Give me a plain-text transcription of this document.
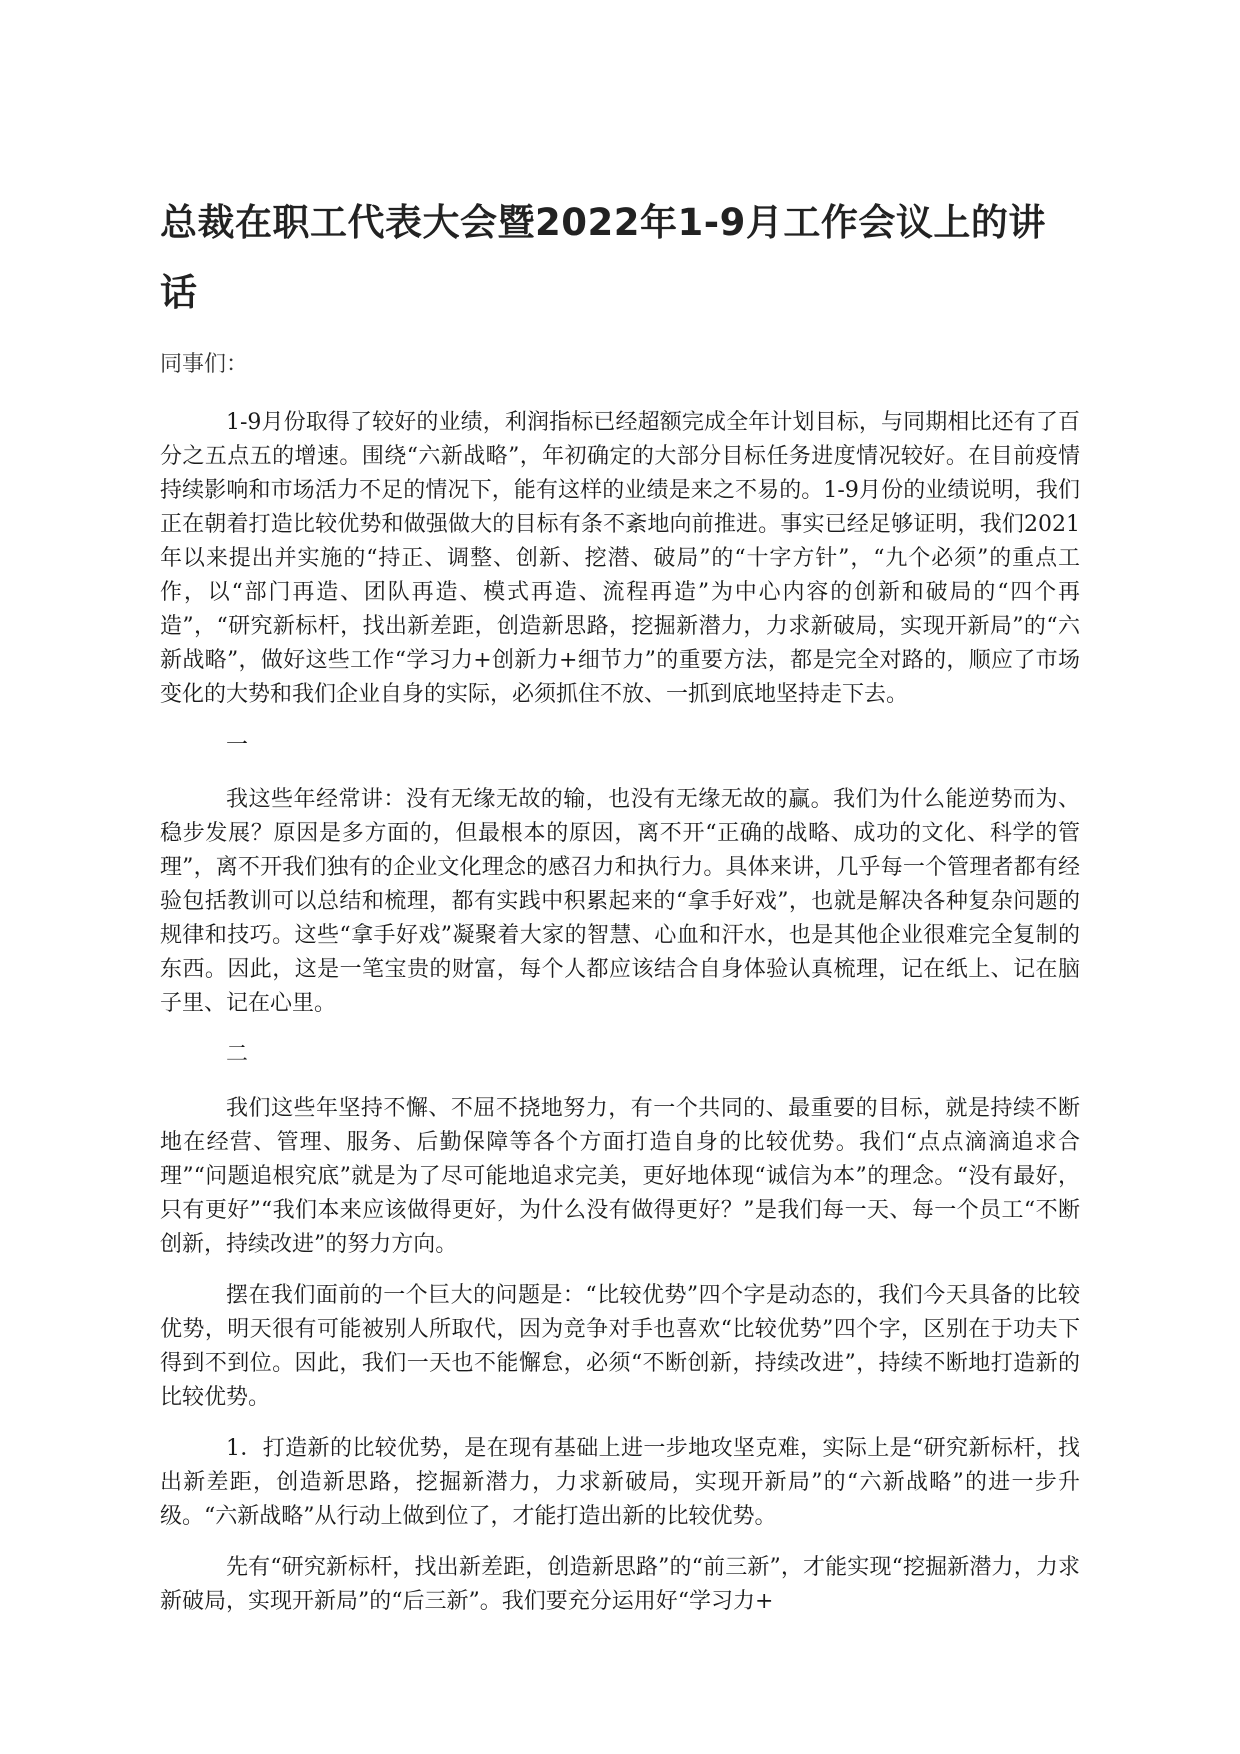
总裁在职工代表大会暨2022年1-9月工作会议上的讲话

同事们：

1-9月份取得了较好的业绩，利润指标已经超额完成全年计划目标，与同期相比还有了百分之五点五的增速。围绕“六新战略”，年初确定的大部分目标任务进度情况较好。在目前疫情持续影响和市场活力不足的情况下，能有这样的业绩是来之不易的。1-9月份的业绩说明，我们正在朝着打造比较优势和做强做大的目标有条不紊地向前推进。事实已经足够证明，我们2021年以来提出并实施的“持正、调整、创新、挖潜、破局”的“十字方针”，“九个必须”的重点工作，以“部门再造、团队再造、模式再造、流程再造”为中心内容的创新和破局的“四个再造”，“研究新标杆，找出新差距，创造新思路，挖掘新潜力，力求新破局，实现开新局”的“六新战略”，做好这些工作“学习力+创新力+细节力”的重要方法，都是完全对路的，顺应了市场变化的大势和我们企业自身的实际，必须抓住不放、一抓到底地坚持走下去。

一

我这些年经常讲：没有无缘无故的输，也没有无缘无故的赢。我们为什么能逆势而为、稳步发展？原因是多方面的，但最根本的原因，离不开“正确的战略、成功的文化、科学的管理”，离不开我们独有的企业文化理念的感召力和执行力。具体来讲，几乎每一个管理者都有经验包括教训可以总结和梳理，都有实践中积累起来的“拿手好戏”，也就是解决各种复杂问题的规律和技巧。这些“拿手好戏”凝聚着大家的智慧、心血和汗水，也是其他企业很难完全复制的东西。因此，这是一笔宝贵的财富，每个人都应该结合自身体验认真梳理，记在纸上、记在脑子里、记在心里。

二

我们这些年坚持不懈、不屈不挠地努力，有一个共同的、最重要的目标，就是持续不断地在经营、管理、服务、后勤保障等各个方面打造自身的比较优势。我们“点点滴滴追求合理”“问题追根究底”就是为了尽可能地追求完美，更好地体现“诚信为本”的理念。“没有最好，只有更好”“我们本来应该做得更好，为什么没有做得更好？”是我们每一天、每一个员工“不断创新，持续改进”的努力方向。

摆在我们面前的一个巨大的问题是：“比较优势”四个字是动态的，我们今天具备的比较优势，明天很有可能被别人所取代，因为竞争对手也喜欢“比较优势”四个字，区别在于功夫下得到不到位。因此，我们一天也不能懈怠，必须“不断创新，持续改进”，持续不断地打造新的比较优势。

1．打造新的比较优势，是在现有基础上进一步地攻坚克难，实际上是“研究新标杆，找出新差距，创造新思路，挖掘新潜力，力求新破局，实现开新局”的“六新战略”的进一步升级。“六新战略”从行动上做到位了，才能打造出新的比较优势。

先有“研究新标杆，找出新差距，创造新思路”的“前三新”，才能实现“挖掘新潜力，力求新破局，实现开新局”的“后三新”。我们要充分运用好“学习力+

------------

_Task objective_.
Write the full listing out again with every line unchanged, but include no pictures.

_Correct answer_.
Give me a plain-text transcription of this document.
总裁在职工代表大会暨2022年1-9月工作会议上的讲话

同事们：

1-9月份取得了较好的业绩，利润指标已经超额完成全年计划目标，与同期相比还有了百分之五点五的增速。围绕“六新战略”，年初确定的大部分目标任务进度情况较好。在目前疫情持续影响和市场活力不足的情况下，能有这样的业绩是来之不易的。1-9月份的业绩说明，我们正在朝着打造比较优势和做强做大的目标有条不紊地向前推进。事实已经足够证明，我们2021年以来提出并实施的“持正、调整、创新、挖潜、破局”的“十字方针”，“九个必须”的重点工作，以“部门再造、团队再造、模式再造、流程再造”为中心内容的创新和破局的“四个再造”，“研究新标杆，找出新差距，创造新思路，挖掘新潜力，力求新破局，实现开新局”的“六新战略”，做好这些工作“学习力+创新力+细节力”的重要方法，都是完全对路的，顺应了市场变化的大势和我们企业自身的实际，必须抓住不放、一抓到底地坚持走下去。

一

我这些年经常讲：没有无缘无故的输，也没有无缘无故的赢。我们为什么能逆势而为、稳步发展？原因是多方面的，但最根本的原因，离不开“正确的战略、成功的文化、科学的管理”，离不开我们独有的企业文化理念的感召力和执行力。具体来讲，几乎每一个管理者都有经验包括教训可以总结和梳理，都有实践中积累起来的“拿手好戏”，也就是解决各种复杂问题的规律和技巧。这些“拿手好戏”凝聚着大家的智慧、心血和汗水，也是其他企业很难完全复制的东西。因此，这是一笔宝贵的财富，每个人都应该结合自身体验认真梳理，记在纸上、记在脑子里、记在心里。

二

我们这些年坚持不懈、不屈不挠地努力，有一个共同的、最重要的目标，就是持续不断地在经营、管理、服务、后勤保障等各个方面打造自身的比较优势。我们“点点滴滴追求合理”“问题追根究底”就是为了尽可能地追求完美，更好地体现“诚信为本”的理念。“没有最好，只有更好”“我们本来应该做得更好，为什么没有做得更好？”是我们每一天、每一个员工“不断创新，持续改进”的努力方向。

摆在我们面前的一个巨大的问题是：“比较优势”四个字是动态的，我们今天具备的比较优势，明天很有可能被别人所取代，因为竞争对手也喜欢“比较优势”四个字，区别在于功夫下得到不到位。因此，我们一天也不能懈怠，必须“不断创新，持续改进”，持续不断地打造新的比较优势。

1．打造新的比较优势，是在现有基础上进一步地攻坚克难，实际上是“研究新标杆，找出新差距，创造新思路，挖掘新潜力，力求新破局，实现开新局”的“六新战略”的进一步升级。“六新战略”从行动上做到位了，才能打造出新的比较优势。

先有“研究新标杆，找出新差距，创造新思路”的“前三新”，才能实现“挖掘新潜力，力求新破局，实现开新局”的“后三新”。我们要充分运用好“学习力+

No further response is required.